------ DATA ENTRIES

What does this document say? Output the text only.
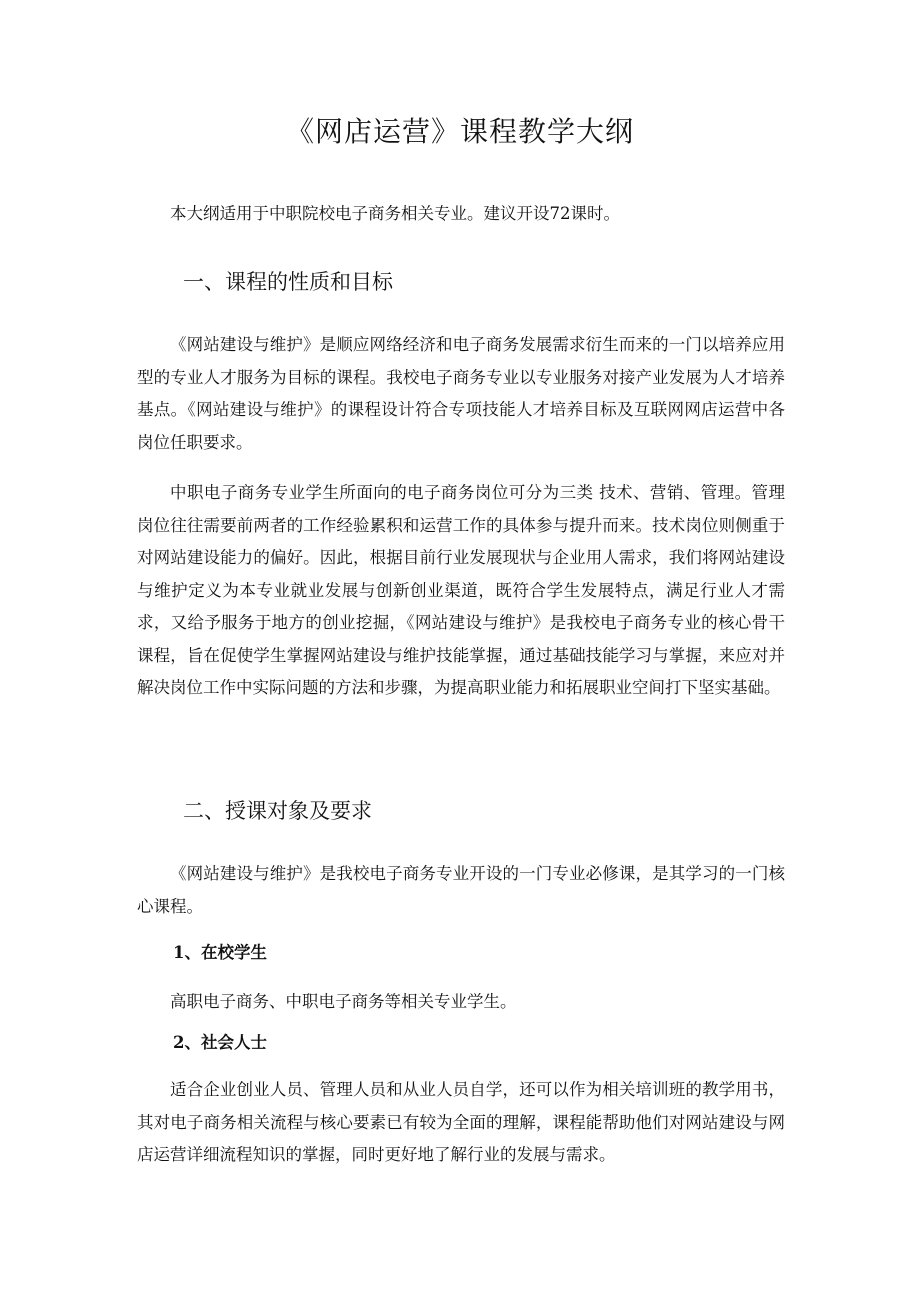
《网店运营》课程教学大纲

本大纲适用于中职院校电子商务相关专业。建议开设72课时。

一、课程的性质和目标

《网站建设与维护》是顺应网络经济和电子商务发展需求衍生而来的一门以培养应用型的专业人才服务为目标的课程。我校电子商务专业以专业服务对接产业发展为人才培养基点。《网站建设与维护》的课程设计符合专项技能人才培养目标及互联网网店运营中各岗位任职要求。

中职电子商务专业学生所面向的电子商务岗位可分为三类 技术、营销、管理。管理岗位往往需要前两者的工作经验累积和运营工作的具体参与提升而来。技术岗位则侧重于对网站建设能力的偏好。因此，根据目前行业发展现状与企业用人需求，我们将网站建设与维护定义为本专业就业发展与创新创业渠道，既符合学生发展特点，满足行业人才需求，又给予服务于地方的创业挖掘，《网站建设与维护》是我校电子商务专业的核心骨干课程，旨在促使学生掌握网站建设与维护技能掌握，通过基础技能学习与掌握，来应对并解决岗位工作中实际问题的方法和步骤，为提高职业能力和拓展职业空间打下坚实基础。

二、授课对象及要求

《网站建设与维护》是我校电子商务专业开设的一门专业必修课，是其学习的一门核心课程。

1、在校学生

高职电子商务、中职电子商务等相关专业学生。

2、社会人士

适合企业创业人员、管理人员和从业人员自学，还可以作为相关培训班的教学用书，其对电子商务相关流程与核心要素已有较为全面的理解，课程能帮助他们对网站建设与网店运营详细流程知识的掌握，同时更好地了解行业的发展与需求。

------------

§ **WHAT YOU NEED TO DO**
Without the pictures, print the records in full, exactly as they appear.

§ **WRITTEN SOLUTION**
What does this document say? Output the text only.
《网店运营》课程教学大纲

本大纲适用于中职院校电子商务相关专业。建议开设72课时。

一、课程的性质和目标

《网站建设与维护》是顺应网络经济和电子商务发展需求衍生而来的一门以培养应用型的专业人才服务为目标的课程。我校电子商务专业以专业服务对接产业发展为人才培养基点。《网站建设与维护》的课程设计符合专项技能人才培养目标及互联网网店运营中各岗位任职要求。

中职电子商务专业学生所面向的电子商务岗位可分为三类 技术、营销、管理。管理岗位往往需要前两者的工作经验累积和运营工作的具体参与提升而来。技术岗位则侧重于对网站建设能力的偏好。因此，根据目前行业发展现状与企业用人需求，我们将网站建设与维护定义为本专业就业发展与创新创业渠道，既符合学生发展特点，满足行业人才需求，又给予服务于地方的创业挖掘，《网站建设与维护》是我校电子商务专业的核心骨干课程，旨在促使学生掌握网站建设与维护技能掌握，通过基础技能学习与掌握，来应对并解决岗位工作中实际问题的方法和步骤，为提高职业能力和拓展职业空间打下坚实基础。

二、授课对象及要求

《网站建设与维护》是我校电子商务专业开设的一门专业必修课，是其学习的一门核心课程。

1、在校学生

高职电子商务、中职电子商务等相关专业学生。

2、社会人士

适合企业创业人员、管理人员和从业人员自学，还可以作为相关培训班的教学用书，其对电子商务相关流程与核心要素已有较为全面的理解，课程能帮助他们对网站建设与网店运营详细流程知识的掌握，同时更好地了解行业的发展与需求。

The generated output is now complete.